***** MATERIAL PROVIDED *****

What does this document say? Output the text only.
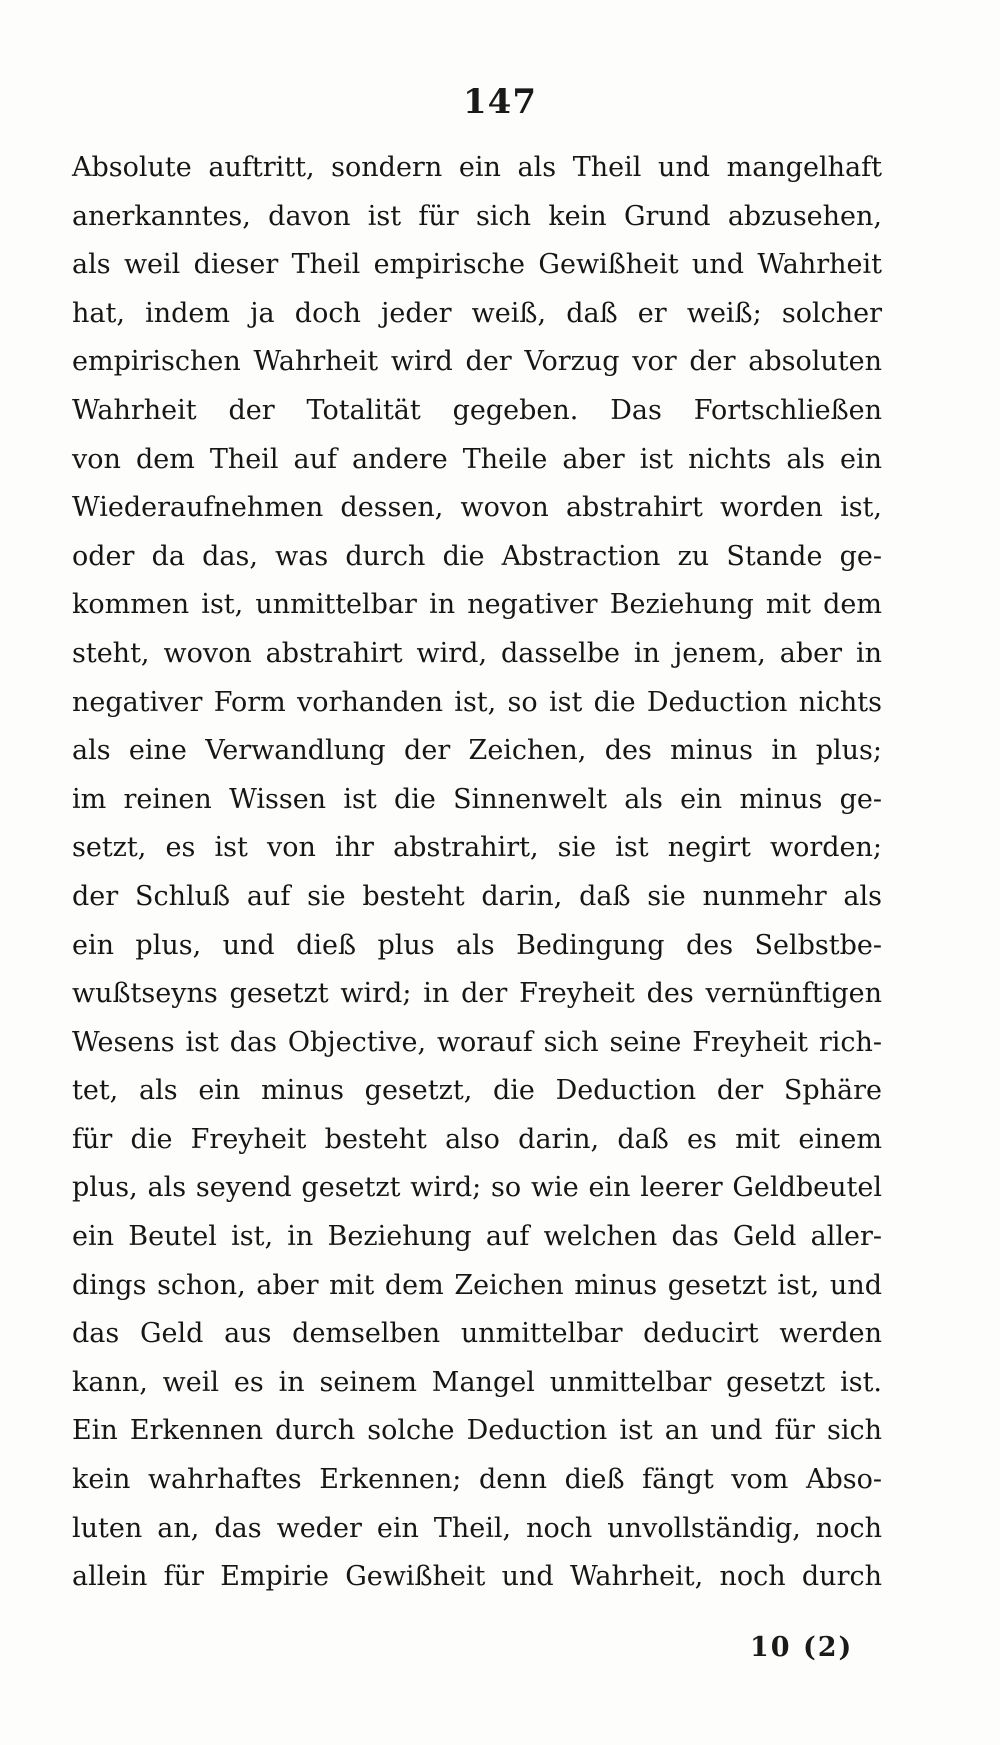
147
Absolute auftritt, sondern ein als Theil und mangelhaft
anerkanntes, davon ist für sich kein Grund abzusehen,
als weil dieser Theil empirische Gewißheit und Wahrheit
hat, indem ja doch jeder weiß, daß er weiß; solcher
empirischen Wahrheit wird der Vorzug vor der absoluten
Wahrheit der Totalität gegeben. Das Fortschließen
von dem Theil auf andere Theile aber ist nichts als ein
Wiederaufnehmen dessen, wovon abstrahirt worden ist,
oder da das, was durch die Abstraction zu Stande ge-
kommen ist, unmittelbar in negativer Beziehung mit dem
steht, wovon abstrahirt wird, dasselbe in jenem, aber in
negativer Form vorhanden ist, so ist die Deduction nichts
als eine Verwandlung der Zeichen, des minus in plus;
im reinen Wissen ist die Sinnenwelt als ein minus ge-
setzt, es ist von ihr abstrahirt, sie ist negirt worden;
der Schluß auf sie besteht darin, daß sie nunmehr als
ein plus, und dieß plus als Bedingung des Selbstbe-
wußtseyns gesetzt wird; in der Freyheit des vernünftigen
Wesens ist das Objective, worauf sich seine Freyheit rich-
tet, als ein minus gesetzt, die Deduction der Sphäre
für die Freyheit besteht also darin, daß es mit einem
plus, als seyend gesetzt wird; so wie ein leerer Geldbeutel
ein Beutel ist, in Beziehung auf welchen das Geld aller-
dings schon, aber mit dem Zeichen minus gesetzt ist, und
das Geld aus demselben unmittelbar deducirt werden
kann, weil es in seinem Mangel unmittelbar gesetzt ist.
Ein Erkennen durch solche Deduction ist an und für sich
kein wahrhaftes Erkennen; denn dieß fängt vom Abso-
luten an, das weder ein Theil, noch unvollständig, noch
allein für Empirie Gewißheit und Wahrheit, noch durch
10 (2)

*****

▶ _STATED GOAL_
Filter for "besteht". Return all lines that hold it.

▶ _WRITTEN SOLUTION_
der Schluß auf sie besteht darin, daß sie nunmehr als
für die Freyheit besteht also darin, daß es mit einem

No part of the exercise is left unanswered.